### EXCERPTED PASSAGE:
SQL backend performance

Tue Feb 23 11:23:36 EST 2010

On Tue, Feb 23, 2010 at 9:15 AM, Geert Janssens
<janssens-geert at telenet.be> wrote:
> On Tuesday 23 February 2010, Donald Allen wrote:
>> As I've mentioned in other posts, I have a pretty large gnucash
>> datafile -- more than 20 Mb uncompressed. I've been testing the SQL
>> backend and I'm concerned about the performance, particularly startup
>> performance.
>>
>> I've been doing this testing on an inexpensive little HP desktop
>> machine, dual-core 2.8 Ghz AMD Athlon, 2 Gb memory, 300 Gb 7200 rpm
>> SATA drive, Arch Linux, 2.6.32 kernel. It may have been cheap, but
>> it's damned fast (I've been in the computer business since 1964 until
>> I retired last Oct. and the cost-performance of today's hardware just
>> boggles my mind, especially when I think about what we put up with 20
>> or 30 years ago; you haven't lived until you've tried getting your
>> work done *and* stayed sane while sitting in front of a VT100 talking
>> to an overloaded Vax 780 running 4.1BSD; motto: "It was hard to build,
>> it ought to be hard to use"). From my gnucash xml file, I've created
>> sqlite3 and postgresql databases containing the same data.

### MATERIAL SUPPLIED:
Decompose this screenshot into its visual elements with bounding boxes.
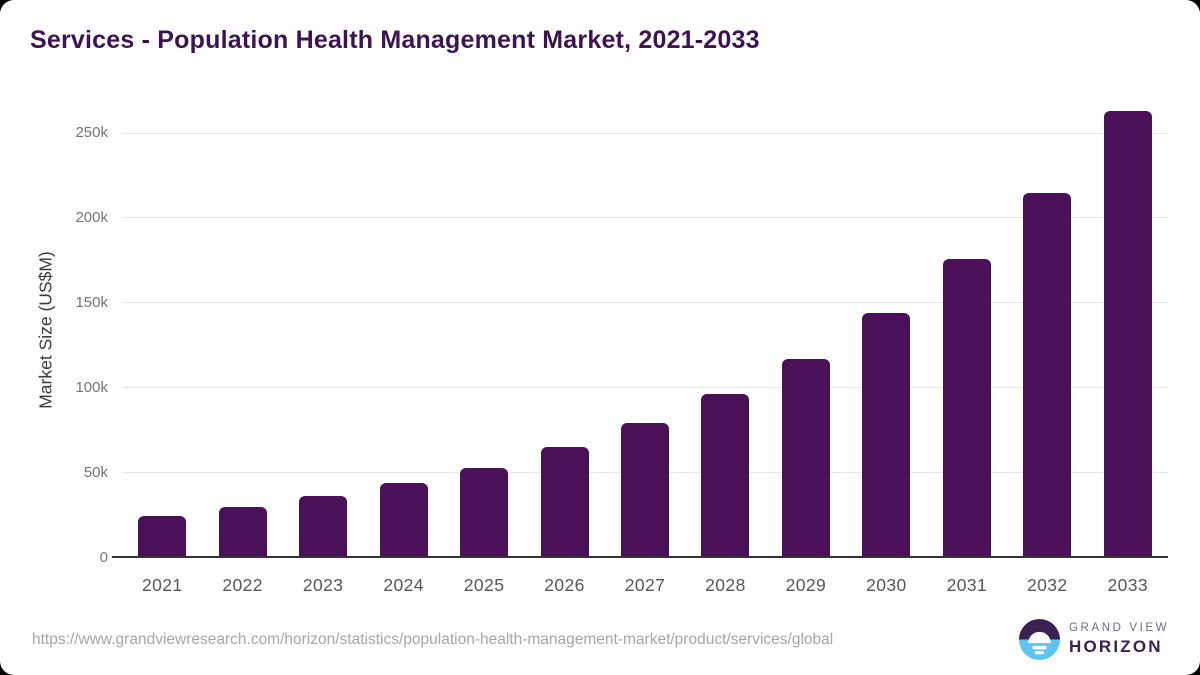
bar-2027[interactable] bbox=[621, 422, 669, 557]
bar-2026[interactable] bbox=[540, 447, 589, 557]
x-tick-label-2030: 2030 bbox=[866, 575, 907, 595]
logo-brand-top: GRAND VIEW bbox=[1069, 622, 1170, 634]
bar-2021[interactable] bbox=[138, 516, 187, 557]
horizon-logo-icon bbox=[1019, 619, 1060, 660]
bar-2029[interactable] bbox=[781, 359, 830, 557]
x-tick-label-2028: 2028 bbox=[705, 575, 746, 595]
bar-2030[interactable] bbox=[862, 313, 911, 557]
x-tick-label-2029: 2029 bbox=[785, 575, 827, 595]
y-tick-label: 0 bbox=[99, 548, 108, 566]
bar-2032[interactable] bbox=[1023, 193, 1072, 557]
x-tick-label-2022: 2022 bbox=[222, 575, 263, 595]
x-axis-line bbox=[112, 555, 1168, 558]
x-tick-label-2032: 2032 bbox=[1027, 575, 1068, 595]
x-tick-label-2031: 2031 bbox=[946, 575, 988, 595]
gridline-250k bbox=[122, 132, 1168, 134]
gridline-150k bbox=[122, 302, 1168, 304]
y-tick-label: 100k bbox=[75, 378, 108, 396]
bar-2022[interactable] bbox=[218, 507, 267, 557]
x-tick-label-2026: 2026 bbox=[544, 575, 585, 595]
y-tick-label: 50k bbox=[83, 463, 108, 481]
x-tick-label-2021: 2021 bbox=[141, 575, 183, 595]
bar-2033[interactable] bbox=[1103, 110, 1152, 557]
x-tick-label-2023: 2023 bbox=[302, 575, 344, 595]
grand-view-horizon-logo: GRAND VIEW HORIZON bbox=[1019, 619, 1169, 660]
bar-2025[interactable] bbox=[460, 467, 509, 557]
bar-2028[interactable] bbox=[701, 394, 750, 557]
x-tick-label-2027: 2027 bbox=[624, 575, 666, 595]
gridline-200k bbox=[122, 217, 1168, 219]
gridline-100k bbox=[122, 387, 1168, 389]
bar-2024[interactable] bbox=[379, 482, 428, 557]
x-tick-label-2025: 2025 bbox=[463, 575, 505, 595]
x-tick-label-2024: 2024 bbox=[383, 575, 424, 595]
y-tick-label: 250k bbox=[75, 124, 108, 141]
y-tick-label: 200k bbox=[75, 208, 108, 226]
bar-2031[interactable] bbox=[942, 259, 991, 557]
logo-brand-bottom: HORIZON bbox=[1069, 637, 1163, 656]
y-tick-label: 150k bbox=[75, 293, 108, 311]
chart-title: Services - Population Health Management … bbox=[30, 26, 760, 54]
source-url: https://www.grandviewresearch.com/horizo… bbox=[32, 631, 834, 648]
x-tick-label-2033: 2033 bbox=[1107, 575, 1149, 595]
logo-wordmark: GRAND VIEW HORIZON bbox=[1069, 622, 1169, 657]
bar-2023[interactable] bbox=[299, 496, 348, 557]
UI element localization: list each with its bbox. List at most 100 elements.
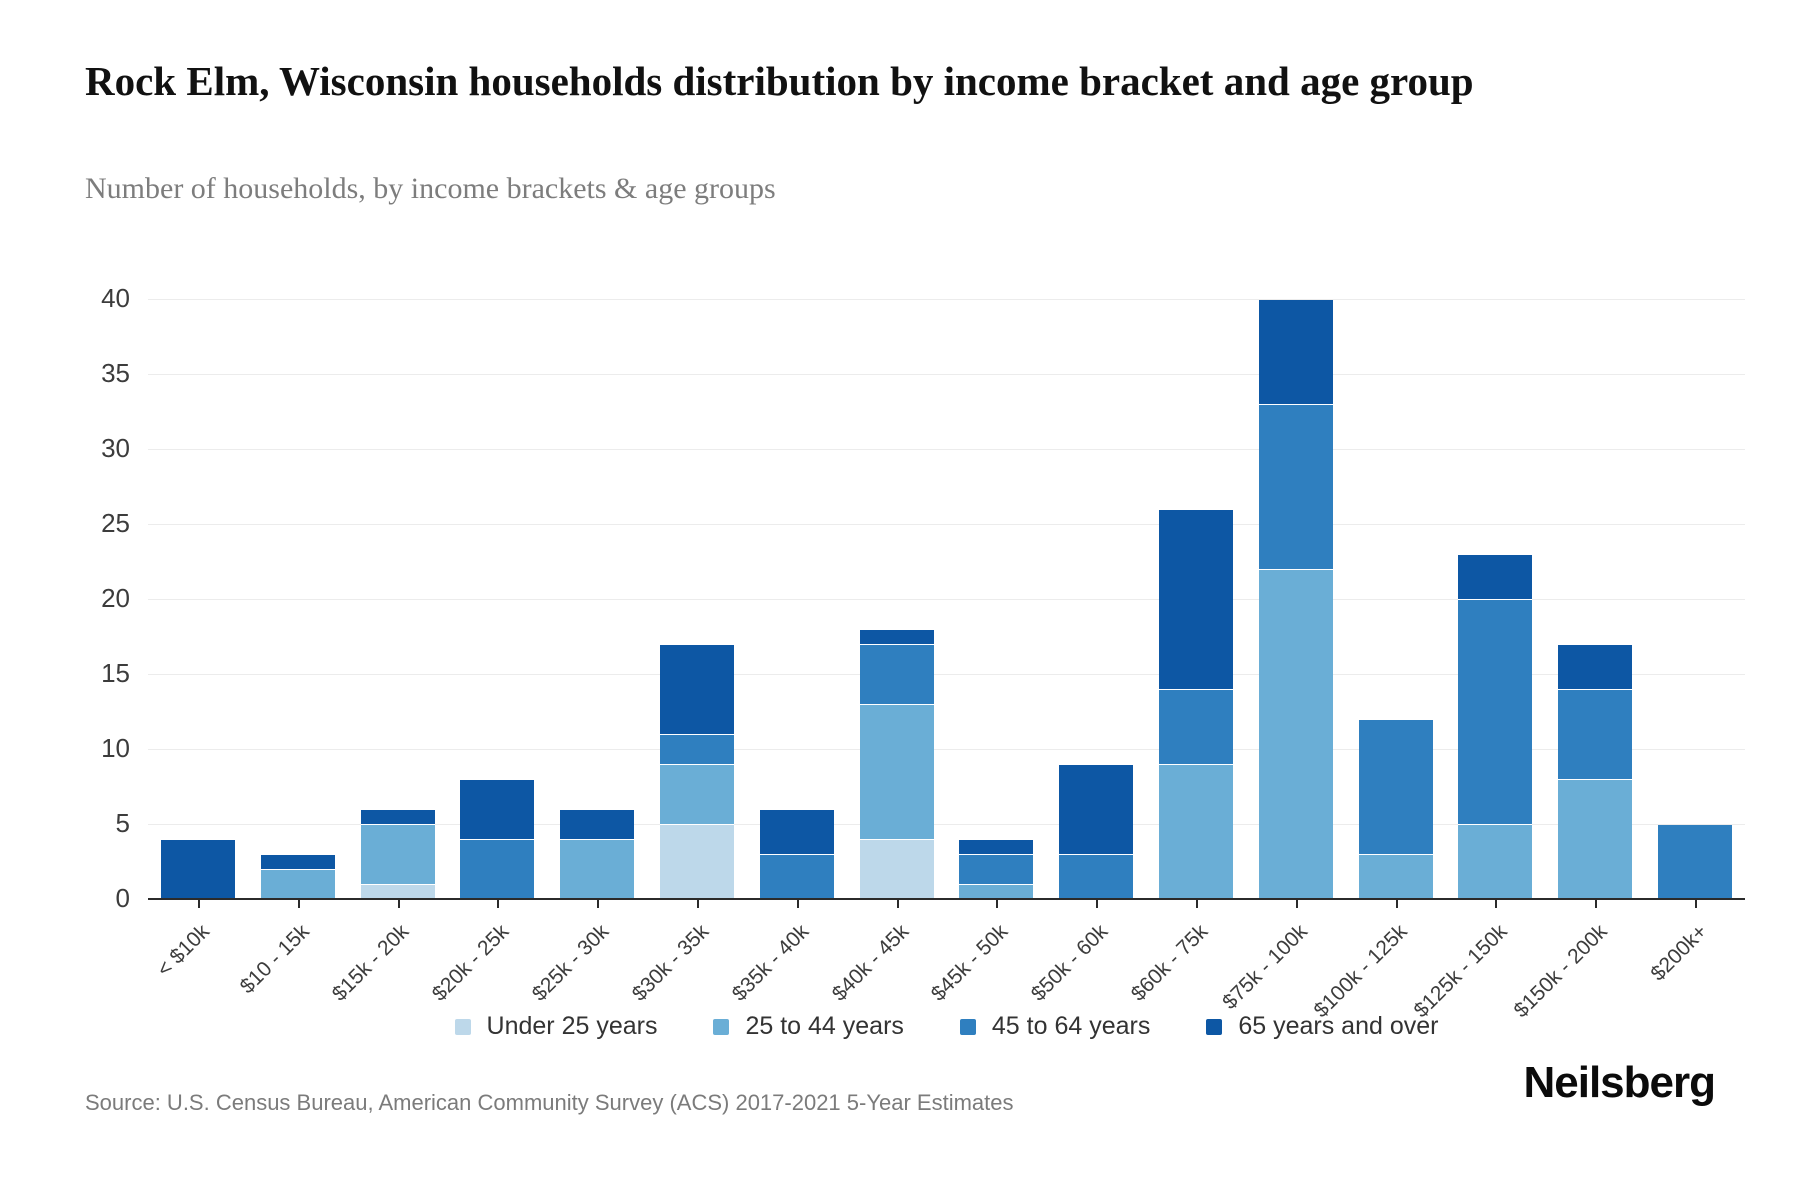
gridline	[148, 749, 1745, 750]
bar-slot: $75k - 100k	[1218, 300, 1346, 1014]
gridline	[148, 374, 1745, 375]
legend-swatch-icon	[959, 1018, 976, 1035]
bar-segment	[859, 630, 934, 645]
bar-slot: < $10k	[148, 300, 248, 981]
x-tick-label: $35k - 40k	[727, 920, 814, 1006]
x-tick-mark	[1096, 900, 1099, 908]
bars-container: < $10k $10 - 15k $15k - 20k $20k - 25k $25k …	[148, 300, 1745, 1022]
bar-segment	[260, 870, 335, 900]
bar-segment	[460, 780, 535, 840]
bar-segment	[1059, 765, 1134, 855]
x-tick-label: $45k - 50k	[927, 920, 1013, 1006]
x-tick-label: $20k - 25k	[428, 920, 514, 1006]
bar-slot: $10 - 15k	[236, 300, 348, 998]
x-tick-mark	[1495, 900, 1498, 908]
bar-segment	[460, 840, 535, 900]
bar-segment	[1159, 510, 1234, 690]
stacked-bar	[1059, 765, 1134, 900]
bar-segment	[1059, 855, 1134, 900]
x-tick-mark	[297, 900, 300, 908]
stacked-bar	[1458, 555, 1533, 900]
stacked-bar	[260, 855, 335, 900]
stacked-bar	[1658, 825, 1733, 900]
plot-area: 0 5 10 15 20 25 30 35 40 < $10k $10 - 15k $15k - 2…	[101, 283, 1745, 1022]
legend-label: 65 years and over	[1238, 1012, 1439, 1040]
bar-segment	[1558, 780, 1633, 900]
stacked-bar	[360, 810, 435, 900]
bar-slot: $20k - 25k	[428, 300, 547, 1006]
bar-slot: $50k - 60k	[1027, 300, 1146, 1006]
legend-swatch-icon	[454, 1018, 471, 1035]
x-tick-label: $60k - 75k	[1126, 920, 1213, 1006]
x-tick-label: < $10k	[152, 920, 215, 982]
bar-segment	[659, 825, 734, 900]
y-tick-label: 10	[101, 733, 130, 763]
legend-swatch-icon	[713, 1018, 730, 1035]
y-tick-label: 25	[101, 508, 130, 538]
y-tick-label: 20	[101, 583, 130, 613]
stacked-bar	[1159, 510, 1234, 900]
x-tick-mark	[1295, 900, 1298, 908]
bar-segment	[260, 855, 335, 870]
bar-segment	[160, 840, 235, 900]
x-tick-label: $30k - 35k	[627, 920, 714, 1006]
y-tick-label: 5	[115, 808, 130, 838]
y-tick-label: 15	[101, 658, 130, 688]
stacked-bar	[759, 810, 834, 900]
legend-item: 25 to 44 years	[713, 1012, 904, 1041]
chart-subtitle: Number of households, by income brackets…	[85, 172, 776, 205]
x-tick-mark	[1395, 900, 1398, 908]
x-tick-mark	[1196, 900, 1199, 908]
bar-segment	[1458, 825, 1533, 900]
bar-segment	[1258, 405, 1333, 570]
x-tick-label: $125k - 150k	[1409, 920, 1512, 1023]
stacked-bar	[859, 630, 934, 900]
legend-label: 45 to 64 years	[991, 1012, 1151, 1040]
x-tick-mark	[896, 900, 899, 908]
bar-segment	[1458, 555, 1533, 600]
bar-segment	[959, 855, 1034, 885]
stacked-bar	[1258, 300, 1333, 900]
y-tick-label: 30	[101, 433, 130, 463]
bar-segment	[1358, 720, 1433, 855]
stacked-bar	[959, 840, 1034, 900]
x-tick-mark	[696, 900, 699, 908]
gridline	[148, 674, 1745, 675]
bar-segment	[1558, 645, 1633, 690]
bar-slot: $30k - 35k	[628, 300, 747, 1006]
bar-segment	[859, 645, 934, 705]
x-tick-label: $100k - 125k	[1309, 920, 1412, 1023]
gridline	[148, 524, 1745, 525]
y-tick-label: 40	[101, 283, 130, 313]
bar-segment	[360, 825, 435, 885]
bar-segment	[959, 885, 1034, 900]
bar-segment	[1258, 300, 1333, 405]
neilsberg-logo: Neilsberg	[1523, 1058, 1716, 1107]
stacked-bar	[1558, 645, 1633, 900]
bar-segment	[1258, 570, 1333, 900]
legend-item: 65 years and over	[1206, 1012, 1438, 1041]
x-tick-label: $25k - 30k	[527, 920, 614, 1006]
bar-segment	[659, 765, 734, 825]
x-tick-mark	[597, 900, 600, 908]
stacked-bar	[160, 840, 235, 900]
bar-slot: $40k - 45k	[827, 300, 947, 1006]
bar-slot: $100k - 125k	[1310, 300, 1446, 1022]
stacked-bar	[560, 810, 635, 900]
bar-segment	[1159, 690, 1234, 765]
y-tick-label: 35	[101, 358, 130, 388]
x-tick-label: $150k - 200k	[1509, 920, 1612, 1023]
bar-slot: $125k - 150k	[1410, 300, 1546, 1022]
bar-segment	[1159, 765, 1234, 900]
x-tick-label: $75k - 100k	[1218, 920, 1313, 1014]
legend-item: 45 to 64 years	[959, 1012, 1151, 1041]
gridline	[148, 299, 1745, 300]
x-tick-mark	[1595, 900, 1598, 908]
bar-segment	[659, 735, 734, 765]
bar-segment	[1658, 825, 1733, 900]
stacked-bar	[659, 645, 734, 900]
bar-segment	[1458, 600, 1533, 825]
bar-segment	[759, 855, 834, 900]
y-tick-label: 0	[115, 883, 130, 913]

### WORK TO COMPLETE:
Resume the mailing-list post on SQL backend performance in gnucash, starting right after its last sentence. The items were taken from a different source.

### EXERCISE ANSWER:
>>
>> Here are the average data-load timings, in seconds, from just a couple
>> of tests per storage method (this is from the point gnucash says
>> "reading file" until it's up):
>>
>> xml   9.10
>> sqlite3       45.41
>> postgresql    45.46
>>
>> My mental model, which may be wrong, of what the SQL backend is doing
>> is that it is reading the entire database at startup into memory, as
>> opposed to retrieving the data as-needed (which is the way I'd guess
>> gnucash+database would be architected if it was being written from
>> scratch; I'll guess further that given the file-based history of
>> gnucash, it's existing architecture precluded using the incremental
>> approach when adding the database backend). I'm guessing this because
>> of the amount of time it takes to start up when pointed either at
>> postgresql or sqlite3 versions of the same data. I am further assuming
>> that, with the SQL backend, as the user adds new things (accounts,
>> transactions, etc.), new objects get inserted into the database and
>> modified objects get updated, on the spot. I'm guessing this because
>> as I make changes, the 'save' button remains grayed-out. So the
>> primary advantage of the database backend is that file saves are not
>> necessary. But, at least in my case, I am paying about a 36 second
>> price at startup to avoid the file saves. File saves on my machine
>> take about 2 seconds, much faster than reading the file, probably
>> because the data is being written to the buffer cache. So I'd need to
>> do 18 file saves during a gnucash session to be worse off (kept
>> waiting) with the xml file than with the data in either flavor of
>> database. And that assumes that I am always waiting for file saves to
>> complete, which is not always the case (I frequently do them after
>> completing a chunk of work, e.g., entering an investment transaction
>> from a statement, and the file-save happens while I turn my attention
>> to the paperwork to figure out what I need to do next).
>>
>> While I didn't do a lot of timed tests and I've used the word "guess"
>> an awful lot above (corrections to what I've said above from someone
>> who actually knows what (s)he is talking about are perfectly welcome),
>> the numbers confirm what I already knew from many more untimed tests,
>> that at least in my case, startup takes an unacceptably long time. If
>> this is the way the released version performs and my
>> back-of-the-envelope analysis of the tradeoff is correct, I don't
>> think I'd use the database stuff and just continue with the xml file.
>> But if you think I've missed something here, please feel free.
>>
> Your assumptions on how things work are correct.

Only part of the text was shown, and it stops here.